- _TASK DETAILS_
Rewrite the items from the line with "Patent image size: (740, 528)." to the line with "The wave guide 16 is at (288, 157)." as a Markdown table with the columns Number and Item line. Number each row, and leave out blank lines.

[DATASET ROWS start]

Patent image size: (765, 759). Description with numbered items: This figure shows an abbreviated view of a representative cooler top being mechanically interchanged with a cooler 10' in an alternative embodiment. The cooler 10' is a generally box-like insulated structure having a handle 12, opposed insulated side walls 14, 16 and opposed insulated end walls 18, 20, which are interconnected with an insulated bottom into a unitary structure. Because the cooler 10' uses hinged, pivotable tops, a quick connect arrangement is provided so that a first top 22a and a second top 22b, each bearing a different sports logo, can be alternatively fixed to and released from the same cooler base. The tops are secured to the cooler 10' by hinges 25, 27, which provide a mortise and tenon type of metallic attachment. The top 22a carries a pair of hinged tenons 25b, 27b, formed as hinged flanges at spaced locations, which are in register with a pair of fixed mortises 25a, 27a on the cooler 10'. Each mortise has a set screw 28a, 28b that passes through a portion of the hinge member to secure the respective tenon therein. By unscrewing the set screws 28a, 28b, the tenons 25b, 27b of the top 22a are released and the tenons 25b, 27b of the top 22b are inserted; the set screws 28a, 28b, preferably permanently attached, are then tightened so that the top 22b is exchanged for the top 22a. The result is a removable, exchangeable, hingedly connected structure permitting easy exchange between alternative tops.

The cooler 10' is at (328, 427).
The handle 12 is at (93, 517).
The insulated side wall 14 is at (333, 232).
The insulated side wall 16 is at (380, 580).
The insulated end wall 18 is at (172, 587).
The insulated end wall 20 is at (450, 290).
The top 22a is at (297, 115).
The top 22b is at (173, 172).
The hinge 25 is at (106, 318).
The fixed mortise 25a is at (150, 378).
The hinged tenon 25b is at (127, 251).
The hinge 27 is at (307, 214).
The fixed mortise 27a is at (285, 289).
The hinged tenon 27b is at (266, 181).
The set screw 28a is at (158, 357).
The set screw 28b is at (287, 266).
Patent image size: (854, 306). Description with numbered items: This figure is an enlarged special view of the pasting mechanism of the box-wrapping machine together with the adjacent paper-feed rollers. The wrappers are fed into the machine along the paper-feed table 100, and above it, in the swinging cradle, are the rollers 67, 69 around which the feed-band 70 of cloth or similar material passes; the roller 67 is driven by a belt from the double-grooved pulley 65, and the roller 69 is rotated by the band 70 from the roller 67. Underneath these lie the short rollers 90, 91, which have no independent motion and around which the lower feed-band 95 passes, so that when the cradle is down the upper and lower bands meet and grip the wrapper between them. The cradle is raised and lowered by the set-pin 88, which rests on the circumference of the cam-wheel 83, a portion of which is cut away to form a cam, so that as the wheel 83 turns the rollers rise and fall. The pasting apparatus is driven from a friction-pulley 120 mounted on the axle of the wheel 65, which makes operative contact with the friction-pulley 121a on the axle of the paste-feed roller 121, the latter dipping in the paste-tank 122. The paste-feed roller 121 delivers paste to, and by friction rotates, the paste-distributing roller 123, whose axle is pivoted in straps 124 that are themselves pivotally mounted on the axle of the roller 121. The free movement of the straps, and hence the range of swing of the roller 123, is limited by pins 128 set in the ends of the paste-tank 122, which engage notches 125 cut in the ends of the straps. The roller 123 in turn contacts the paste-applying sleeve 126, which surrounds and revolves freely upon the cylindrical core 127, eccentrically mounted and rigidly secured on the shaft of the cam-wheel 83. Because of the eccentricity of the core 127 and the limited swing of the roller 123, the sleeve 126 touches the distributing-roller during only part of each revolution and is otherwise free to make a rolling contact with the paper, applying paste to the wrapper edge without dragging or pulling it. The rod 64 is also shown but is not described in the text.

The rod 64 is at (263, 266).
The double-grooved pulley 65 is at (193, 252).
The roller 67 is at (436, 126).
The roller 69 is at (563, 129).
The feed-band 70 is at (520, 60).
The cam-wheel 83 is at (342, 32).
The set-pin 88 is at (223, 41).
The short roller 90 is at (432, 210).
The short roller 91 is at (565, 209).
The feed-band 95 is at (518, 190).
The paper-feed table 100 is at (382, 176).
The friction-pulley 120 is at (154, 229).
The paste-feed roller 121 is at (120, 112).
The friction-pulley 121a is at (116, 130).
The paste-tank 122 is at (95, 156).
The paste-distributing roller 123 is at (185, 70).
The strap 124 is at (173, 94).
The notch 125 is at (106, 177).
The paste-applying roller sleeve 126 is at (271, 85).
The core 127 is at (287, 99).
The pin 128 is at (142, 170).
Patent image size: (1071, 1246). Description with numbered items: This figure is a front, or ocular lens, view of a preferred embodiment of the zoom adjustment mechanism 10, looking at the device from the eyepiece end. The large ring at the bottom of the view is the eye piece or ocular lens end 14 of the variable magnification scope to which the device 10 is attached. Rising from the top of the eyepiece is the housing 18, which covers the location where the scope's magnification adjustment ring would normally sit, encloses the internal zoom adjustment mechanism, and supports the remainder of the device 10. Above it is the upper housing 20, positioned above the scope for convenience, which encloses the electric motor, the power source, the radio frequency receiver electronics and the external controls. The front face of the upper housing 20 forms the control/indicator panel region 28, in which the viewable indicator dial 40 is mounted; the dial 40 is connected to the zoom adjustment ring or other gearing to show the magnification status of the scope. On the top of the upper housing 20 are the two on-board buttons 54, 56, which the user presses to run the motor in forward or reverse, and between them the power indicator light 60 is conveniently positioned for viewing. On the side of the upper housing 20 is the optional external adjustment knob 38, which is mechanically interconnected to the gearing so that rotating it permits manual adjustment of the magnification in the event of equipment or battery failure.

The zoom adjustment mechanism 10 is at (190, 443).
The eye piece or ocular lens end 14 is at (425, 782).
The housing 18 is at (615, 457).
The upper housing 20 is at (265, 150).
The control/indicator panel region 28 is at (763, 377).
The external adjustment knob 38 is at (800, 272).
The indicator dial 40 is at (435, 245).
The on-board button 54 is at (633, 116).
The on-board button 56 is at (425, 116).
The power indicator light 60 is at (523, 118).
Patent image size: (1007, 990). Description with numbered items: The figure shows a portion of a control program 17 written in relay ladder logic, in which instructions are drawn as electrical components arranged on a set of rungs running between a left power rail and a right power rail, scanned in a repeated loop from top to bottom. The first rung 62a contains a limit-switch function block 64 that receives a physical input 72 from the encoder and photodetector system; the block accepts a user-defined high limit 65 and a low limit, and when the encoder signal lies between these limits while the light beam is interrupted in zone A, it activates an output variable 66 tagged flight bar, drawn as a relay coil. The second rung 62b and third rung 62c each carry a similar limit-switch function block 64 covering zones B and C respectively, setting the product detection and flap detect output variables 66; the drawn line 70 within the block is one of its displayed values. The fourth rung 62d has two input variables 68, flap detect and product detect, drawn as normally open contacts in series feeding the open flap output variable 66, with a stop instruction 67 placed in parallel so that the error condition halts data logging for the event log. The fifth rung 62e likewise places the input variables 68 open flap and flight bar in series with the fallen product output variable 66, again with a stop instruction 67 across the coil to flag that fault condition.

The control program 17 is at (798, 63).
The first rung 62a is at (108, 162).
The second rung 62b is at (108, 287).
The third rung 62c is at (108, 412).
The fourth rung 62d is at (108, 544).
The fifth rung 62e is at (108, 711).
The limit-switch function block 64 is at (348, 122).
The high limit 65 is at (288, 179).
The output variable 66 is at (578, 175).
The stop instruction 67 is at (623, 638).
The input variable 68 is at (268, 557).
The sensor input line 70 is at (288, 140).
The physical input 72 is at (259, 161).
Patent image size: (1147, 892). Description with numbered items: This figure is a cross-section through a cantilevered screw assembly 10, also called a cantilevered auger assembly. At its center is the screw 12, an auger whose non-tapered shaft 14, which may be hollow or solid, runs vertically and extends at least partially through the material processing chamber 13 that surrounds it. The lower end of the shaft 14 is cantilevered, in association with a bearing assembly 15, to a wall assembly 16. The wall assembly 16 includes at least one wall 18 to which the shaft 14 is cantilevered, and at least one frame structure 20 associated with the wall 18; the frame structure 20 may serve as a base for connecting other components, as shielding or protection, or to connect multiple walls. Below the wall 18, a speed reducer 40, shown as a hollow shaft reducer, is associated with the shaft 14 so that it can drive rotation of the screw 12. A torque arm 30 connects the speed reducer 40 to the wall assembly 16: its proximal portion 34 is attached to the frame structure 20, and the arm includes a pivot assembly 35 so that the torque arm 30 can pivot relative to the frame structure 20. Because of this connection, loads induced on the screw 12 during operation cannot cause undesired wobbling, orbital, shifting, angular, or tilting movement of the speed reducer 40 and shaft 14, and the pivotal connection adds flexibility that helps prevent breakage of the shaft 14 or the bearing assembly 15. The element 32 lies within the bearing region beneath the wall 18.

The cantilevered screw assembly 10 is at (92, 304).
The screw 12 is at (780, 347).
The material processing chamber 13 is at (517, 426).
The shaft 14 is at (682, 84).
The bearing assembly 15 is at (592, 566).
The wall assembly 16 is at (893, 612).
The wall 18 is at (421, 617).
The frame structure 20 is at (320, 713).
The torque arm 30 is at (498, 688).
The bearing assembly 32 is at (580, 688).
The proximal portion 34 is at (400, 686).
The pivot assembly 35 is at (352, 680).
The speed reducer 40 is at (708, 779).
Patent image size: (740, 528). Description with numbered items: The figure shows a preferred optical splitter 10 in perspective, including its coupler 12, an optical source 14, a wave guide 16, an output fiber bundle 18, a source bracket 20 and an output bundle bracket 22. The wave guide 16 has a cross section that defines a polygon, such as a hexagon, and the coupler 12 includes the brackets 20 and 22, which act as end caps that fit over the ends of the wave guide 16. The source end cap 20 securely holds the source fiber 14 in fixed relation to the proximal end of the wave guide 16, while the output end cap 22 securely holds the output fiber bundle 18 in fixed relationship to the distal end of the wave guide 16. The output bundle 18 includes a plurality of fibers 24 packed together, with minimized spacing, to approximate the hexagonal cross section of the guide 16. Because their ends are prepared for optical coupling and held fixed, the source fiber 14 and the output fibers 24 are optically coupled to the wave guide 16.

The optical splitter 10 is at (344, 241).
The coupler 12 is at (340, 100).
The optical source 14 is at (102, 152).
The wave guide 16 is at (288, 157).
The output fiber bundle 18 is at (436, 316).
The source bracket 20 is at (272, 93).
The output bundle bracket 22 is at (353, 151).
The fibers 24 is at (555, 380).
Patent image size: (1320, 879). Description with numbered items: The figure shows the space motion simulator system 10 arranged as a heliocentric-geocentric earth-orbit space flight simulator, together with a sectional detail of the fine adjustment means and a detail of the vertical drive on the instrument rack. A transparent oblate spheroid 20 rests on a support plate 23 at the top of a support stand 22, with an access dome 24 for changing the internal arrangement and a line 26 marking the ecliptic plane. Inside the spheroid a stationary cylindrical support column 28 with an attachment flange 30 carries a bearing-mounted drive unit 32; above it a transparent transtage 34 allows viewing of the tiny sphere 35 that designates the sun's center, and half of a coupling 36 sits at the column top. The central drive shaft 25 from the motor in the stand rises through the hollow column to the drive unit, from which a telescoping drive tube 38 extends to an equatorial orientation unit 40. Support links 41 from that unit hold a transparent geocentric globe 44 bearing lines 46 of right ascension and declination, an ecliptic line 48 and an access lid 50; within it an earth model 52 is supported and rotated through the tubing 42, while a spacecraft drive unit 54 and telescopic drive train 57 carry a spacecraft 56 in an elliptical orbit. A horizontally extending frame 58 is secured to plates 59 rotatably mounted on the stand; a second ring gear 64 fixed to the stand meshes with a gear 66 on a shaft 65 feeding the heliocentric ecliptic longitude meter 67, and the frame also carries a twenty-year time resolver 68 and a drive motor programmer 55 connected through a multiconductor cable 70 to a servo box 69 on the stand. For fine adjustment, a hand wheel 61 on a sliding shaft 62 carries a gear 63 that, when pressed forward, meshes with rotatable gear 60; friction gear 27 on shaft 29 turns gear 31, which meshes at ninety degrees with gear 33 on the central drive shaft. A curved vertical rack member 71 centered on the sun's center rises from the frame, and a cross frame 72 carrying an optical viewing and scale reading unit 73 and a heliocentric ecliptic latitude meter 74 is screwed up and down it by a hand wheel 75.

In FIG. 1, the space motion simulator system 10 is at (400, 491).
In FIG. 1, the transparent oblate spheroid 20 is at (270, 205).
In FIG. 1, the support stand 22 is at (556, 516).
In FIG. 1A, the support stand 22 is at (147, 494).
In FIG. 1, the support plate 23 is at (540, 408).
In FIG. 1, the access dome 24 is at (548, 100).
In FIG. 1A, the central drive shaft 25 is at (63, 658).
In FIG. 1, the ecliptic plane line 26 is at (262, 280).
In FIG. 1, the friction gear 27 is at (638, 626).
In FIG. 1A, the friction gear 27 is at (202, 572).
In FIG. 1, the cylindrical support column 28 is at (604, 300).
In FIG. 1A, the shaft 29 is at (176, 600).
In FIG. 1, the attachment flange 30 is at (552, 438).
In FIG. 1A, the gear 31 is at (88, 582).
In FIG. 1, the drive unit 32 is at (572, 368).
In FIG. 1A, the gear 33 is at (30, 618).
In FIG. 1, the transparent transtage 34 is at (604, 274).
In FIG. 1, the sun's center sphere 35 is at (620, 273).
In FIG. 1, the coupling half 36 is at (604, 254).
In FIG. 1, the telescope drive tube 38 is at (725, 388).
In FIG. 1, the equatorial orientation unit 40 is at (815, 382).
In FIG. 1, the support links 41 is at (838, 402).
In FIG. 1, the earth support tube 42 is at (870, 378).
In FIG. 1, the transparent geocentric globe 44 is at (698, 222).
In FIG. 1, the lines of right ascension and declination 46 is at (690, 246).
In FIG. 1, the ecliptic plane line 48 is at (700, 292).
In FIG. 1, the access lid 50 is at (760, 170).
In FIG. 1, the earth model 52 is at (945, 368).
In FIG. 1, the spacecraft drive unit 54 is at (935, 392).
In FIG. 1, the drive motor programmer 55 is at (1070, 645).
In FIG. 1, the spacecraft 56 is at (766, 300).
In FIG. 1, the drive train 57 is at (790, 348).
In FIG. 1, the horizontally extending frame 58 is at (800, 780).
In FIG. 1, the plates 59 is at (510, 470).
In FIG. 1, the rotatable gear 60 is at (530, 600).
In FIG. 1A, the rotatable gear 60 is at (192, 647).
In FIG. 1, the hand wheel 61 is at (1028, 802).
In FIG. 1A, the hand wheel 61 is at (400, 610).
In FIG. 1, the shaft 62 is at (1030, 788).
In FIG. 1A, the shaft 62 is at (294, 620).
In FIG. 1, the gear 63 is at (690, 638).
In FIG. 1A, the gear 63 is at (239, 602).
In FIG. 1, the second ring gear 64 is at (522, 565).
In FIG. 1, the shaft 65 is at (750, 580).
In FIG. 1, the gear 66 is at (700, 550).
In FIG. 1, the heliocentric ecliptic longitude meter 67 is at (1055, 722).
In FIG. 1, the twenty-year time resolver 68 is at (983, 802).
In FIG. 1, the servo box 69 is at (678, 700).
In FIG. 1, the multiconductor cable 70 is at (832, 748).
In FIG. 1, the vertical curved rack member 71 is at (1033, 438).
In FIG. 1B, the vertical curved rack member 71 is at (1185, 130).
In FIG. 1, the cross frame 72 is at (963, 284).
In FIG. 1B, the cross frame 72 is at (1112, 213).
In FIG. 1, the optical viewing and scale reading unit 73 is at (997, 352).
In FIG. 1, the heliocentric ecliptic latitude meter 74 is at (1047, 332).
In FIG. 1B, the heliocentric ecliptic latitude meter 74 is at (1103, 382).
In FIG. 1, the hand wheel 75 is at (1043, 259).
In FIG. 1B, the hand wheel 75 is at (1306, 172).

[DATASET ROWS end]

- _TASK RESULT_
| Number | Item line |
|---|---|
| 1 | Patent image size: (740, 528). Description with numbered items: The figure shows a preferred optical splitter 10 in perspective, including its coupler 12, an optical source 14, a wave guide 16, an output fiber bundle 18, a source bracket 20 and an output bundle bracket 22. The wave guide 16 has a cross section that defines a polygon, such as a hexagon, and the coupler 12 includes the brackets 20 and 22, which act as end caps that fit over the ends of the wave guide 16. The source end cap 20 securely holds the source fiber 14 in fixed relation to the proximal end of the wave guide 16, while the output end cap 22 securely holds the output fiber bundle 18 in fixed relationship to the distal end of the wave guide 16. The output bundle 18 includes a plurality of fibers 24 packed together, with minimized spacing, to approximate the hexagonal cross section of the guide 16. Because their ends are prepared for optical coupling and held fixed, the source fiber 14 and the output fibers 24 are optically coupled to the wave guide 16. |
| 2 | The optical splitter 10 is at (344, 241). |
| 3 | The coupler 12 is at (340, 100). |
| 4 | The optical source 14 is at (102, 152). |
| 5 | The wave guide 16 is at (288, 157). |